(Rows from a dataset)
:::::
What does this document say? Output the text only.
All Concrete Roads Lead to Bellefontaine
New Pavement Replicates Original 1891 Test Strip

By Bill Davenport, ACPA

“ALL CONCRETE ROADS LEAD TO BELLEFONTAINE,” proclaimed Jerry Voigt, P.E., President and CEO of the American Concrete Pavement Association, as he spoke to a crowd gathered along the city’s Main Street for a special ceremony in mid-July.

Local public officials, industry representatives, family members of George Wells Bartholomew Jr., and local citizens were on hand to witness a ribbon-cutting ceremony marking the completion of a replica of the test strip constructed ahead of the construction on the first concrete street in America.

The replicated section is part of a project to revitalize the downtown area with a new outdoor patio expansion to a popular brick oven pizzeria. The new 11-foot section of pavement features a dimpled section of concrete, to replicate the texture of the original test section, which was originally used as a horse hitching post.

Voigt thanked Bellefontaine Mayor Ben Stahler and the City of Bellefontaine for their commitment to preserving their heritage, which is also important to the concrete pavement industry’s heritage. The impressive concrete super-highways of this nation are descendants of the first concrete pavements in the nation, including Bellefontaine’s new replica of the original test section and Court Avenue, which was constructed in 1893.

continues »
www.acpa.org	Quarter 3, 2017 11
:::::
Work to complete: Go through the records and print each one exactly.

Exercise solution:
What does this document say? Output the text only.
All Concrete Roads Lead to Bellefontaine
New Pavement Replicates Original 1891 Test Strip

By Bill Davenport, ACPA

“ALL CONCRETE ROADS LEAD TO BELLEFONTAINE,” proclaimed Jerry Voigt, P.E., President and CEO of the American Concrete Pavement Association, as he spoke to a crowd gathered along the city’s Main Street for a special ceremony in mid-July.

Local public officials, industry representatives, family members of George Wells Bartholomew Jr., and local citizens were on hand to witness a ribbon-cutting ceremony marking the completion of a replica of the test strip constructed ahead of the construction on the first concrete street in America.

The replicated section is part of a project to revitalize the downtown area with a new outdoor patio expansion to a popular brick oven pizzeria. The new 11-foot section of pavement features a dimpled section of concrete, to replicate the texture of the original test section, which was originally used as a horse hitching post.

Voigt thanked Bellefontaine Mayor Ben Stahler and the City of Bellefontaine for their commitment to preserving their heritage, which is also important to the concrete pavement industry’s heritage. The impressive concrete super-highways of this nation are descendants of the first concrete pavements in the nation, including Bellefontaine’s new replica of the original test section and Court Avenue, which was constructed in 1893.

continues »
www.acpa.org	Quarter 3, 2017 11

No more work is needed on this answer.